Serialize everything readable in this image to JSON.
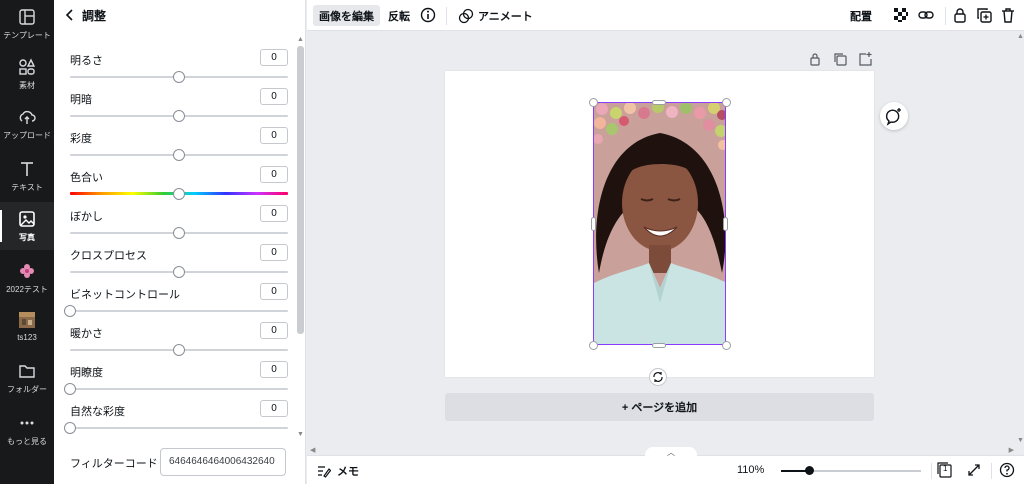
{
  "rail": {
    "items": [
      {
        "name": "rail-templates",
        "icon": "layout-icon",
        "label": "テンプレート"
      },
      {
        "name": "rail-elements",
        "icon": "shapes-icon",
        "label": "素材"
      },
      {
        "name": "rail-uploads",
        "icon": "cloud-upload-icon",
        "label": "アップロード"
      },
      {
        "name": "rail-text",
        "icon": "text-icon",
        "label": "テキスト"
      },
      {
        "name": "rail-photos",
        "icon": "image-icon",
        "label": "写真",
        "active": true
      },
      {
        "name": "rail-2022test",
        "icon": "flower-icon",
        "label": "2022テスト"
      },
      {
        "name": "rail-ts123",
        "icon": "thumbnail-icon",
        "label": "ts123"
      },
      {
        "name": "rail-folder",
        "icon": "folder-icon",
        "label": "フォルダー"
      },
      {
        "name": "rail-more",
        "icon": "more-dots-icon",
        "label": "もっと見る"
      }
    ]
  },
  "panel": {
    "title": "調整",
    "adjustments": [
      {
        "label": "明るさ",
        "value": "0",
        "level": 0.5
      },
      {
        "label": "明暗",
        "value": "0",
        "level": 0.5
      },
      {
        "label": "彩度",
        "value": "0",
        "level": 0.5
      },
      {
        "label": "色合い",
        "value": "0",
        "level": 0.5,
        "hue": true
      },
      {
        "label": "ぼかし",
        "value": "0",
        "level": 0.5
      },
      {
        "label": "クロスプロセス",
        "value": "0",
        "level": 0.5
      },
      {
        "label": "ビネットコントロール",
        "value": "0",
        "level": 0.0
      },
      {
        "label": "暖かさ",
        "value": "0",
        "level": 0.5
      },
      {
        "label": "明瞭度",
        "value": "0",
        "level": 0.0
      },
      {
        "label": "自然な彩度",
        "value": "0",
        "level": 0.0
      }
    ],
    "filter_code_label": "フィルターコード",
    "filter_code_value": "6464646464006432640"
  },
  "toolbar": {
    "edit_image": "画像を編集",
    "flip": "反転",
    "animate": "アニメート",
    "position": "配置"
  },
  "canvas": {
    "add_page": "+ ページを追加"
  },
  "bottombar": {
    "memo": "メモ",
    "zoom": "110%",
    "zoom_level": 0.2,
    "page_count": "1"
  },
  "colors": {
    "rail_bg": "#18191b",
    "selection": "#8b3dff",
    "canvas_bg": "#ebecf0"
  }
}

========

=== What the task requires ===
Give the entries again without a single change, but with no pictures.

=== Solution to the exercise ===
Serialize everything readable in this image to JSON.
{
  "rail": {
    "items": [
      {
        "name": "rail-templates",
        "icon": "layout-icon",
        "label": "テンプレート"
      },
      {
        "name": "rail-elements",
        "icon": "shapes-icon",
        "label": "素材"
      },
      {
        "name": "rail-uploads",
        "icon": "cloud-upload-icon",
        "label": "アップロード"
      },
      {
        "name": "rail-text",
        "icon": "text-icon",
        "label": "テキスト"
      },
      {
        "name": "rail-photos",
        "icon": "image-icon",
        "label": "写真",
        "active": true
      },
      {
        "name": "rail-2022test",
        "icon": "flower-icon",
        "label": "2022テスト"
      },
      {
        "name": "rail-ts123",
        "icon": "thumbnail-icon",
        "label": "ts123"
      },
      {
        "name": "rail-folder",
        "icon": "folder-icon",
        "label": "フォルダー"
      },
      {
        "name": "rail-more",
        "icon": "more-dots-icon",
        "label": "もっと見る"
      }
    ]
  },
  "panel": {
    "title": "調整",
    "adjustments": [
      {
        "label": "明るさ",
        "value": "0",
        "level": 0.5
      },
      {
        "label": "明暗",
        "value": "0",
        "level": 0.5
      },
      {
        "label": "彩度",
        "value": "0",
        "level": 0.5
      },
      {
        "label": "色合い",
        "value": "0",
        "level": 0.5,
        "hue": true
      },
      {
        "label": "ぼかし",
        "value": "0",
        "level": 0.5
      },
      {
        "label": "クロスプロセス",
        "value": "0",
        "level": 0.5
      },
      {
        "label": "ビネットコントロール",
        "value": "0",
        "level": 0.0
      },
      {
        "label": "暖かさ",
        "value": "0",
        "level": 0.5
      },
      {
        "label": "明瞭度",
        "value": "0",
        "level": 0.0
      },
      {
        "label": "自然な彩度",
        "value": "0",
        "level": 0.0
      }
    ],
    "filter_code_label": "フィルターコード",
    "filter_code_value": "6464646464006432640"
  },
  "toolbar": {
    "edit_image": "画像を編集",
    "flip": "反転",
    "animate": "アニメート",
    "position": "配置"
  },
  "canvas": {
    "add_page": "+ ページを追加"
  },
  "bottombar": {
    "memo": "メモ",
    "zoom": "110%",
    "zoom_level": 0.2,
    "page_count": "1"
  },
  "colors": {
    "rail_bg": "#18191b",
    "selection": "#8b3dff",
    "canvas_bg": "#ebecf0"
  }
}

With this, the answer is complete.